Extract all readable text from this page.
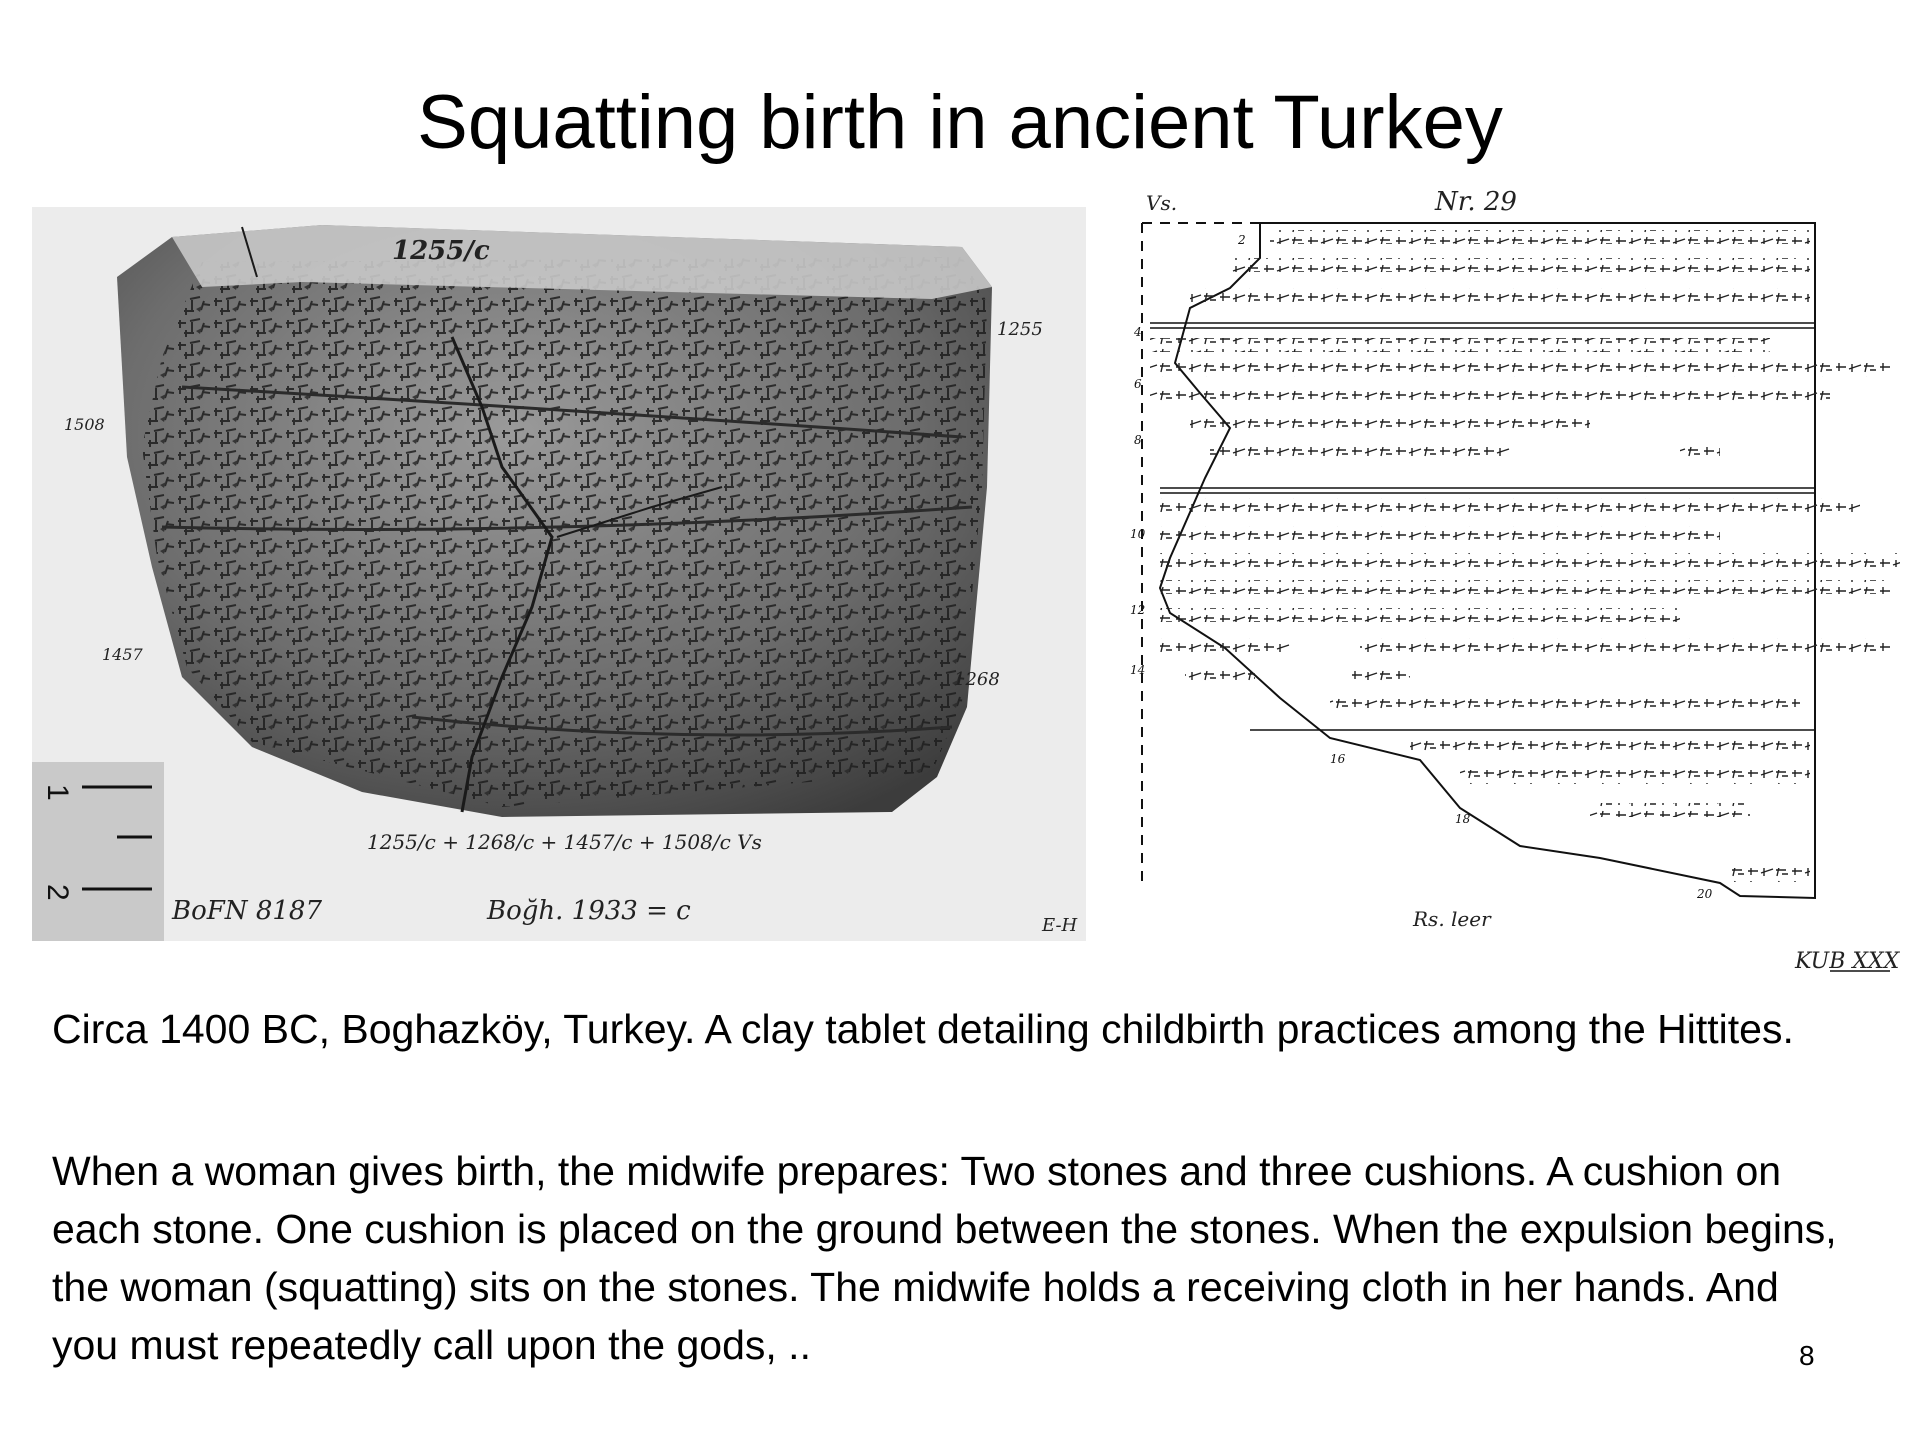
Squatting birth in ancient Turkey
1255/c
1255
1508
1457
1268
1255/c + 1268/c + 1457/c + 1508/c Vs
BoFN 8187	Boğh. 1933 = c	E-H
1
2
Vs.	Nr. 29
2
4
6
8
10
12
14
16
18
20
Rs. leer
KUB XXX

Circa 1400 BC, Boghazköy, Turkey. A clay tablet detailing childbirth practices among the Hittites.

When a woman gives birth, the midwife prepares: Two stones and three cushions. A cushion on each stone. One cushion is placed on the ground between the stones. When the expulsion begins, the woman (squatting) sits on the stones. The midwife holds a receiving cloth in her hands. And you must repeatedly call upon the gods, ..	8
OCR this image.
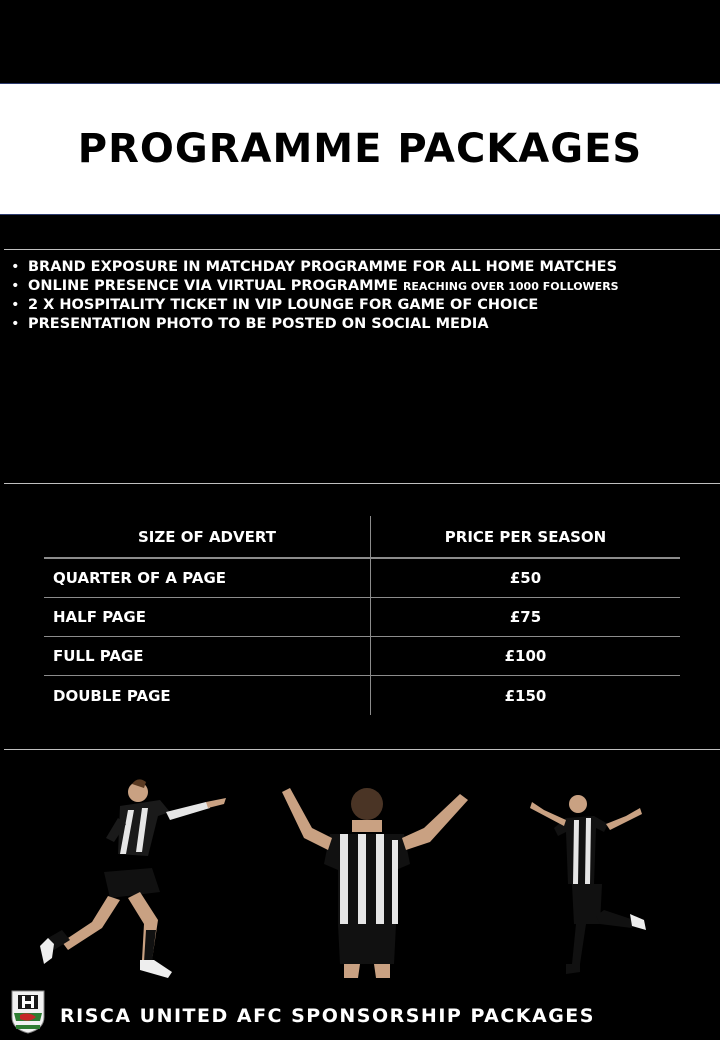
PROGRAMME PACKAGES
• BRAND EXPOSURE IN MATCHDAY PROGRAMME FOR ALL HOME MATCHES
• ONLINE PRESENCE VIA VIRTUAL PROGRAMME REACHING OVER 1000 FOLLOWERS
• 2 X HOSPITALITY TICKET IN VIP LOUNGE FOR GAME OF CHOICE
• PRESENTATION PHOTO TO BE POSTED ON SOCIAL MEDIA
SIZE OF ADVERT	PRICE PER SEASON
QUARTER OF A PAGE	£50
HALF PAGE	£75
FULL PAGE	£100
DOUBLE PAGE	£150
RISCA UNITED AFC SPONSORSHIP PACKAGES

^^^^^^^^

Requirements:
Using the material above, state how many lines include the string "PROGRAMME". Answer with a single number.

Full response:
3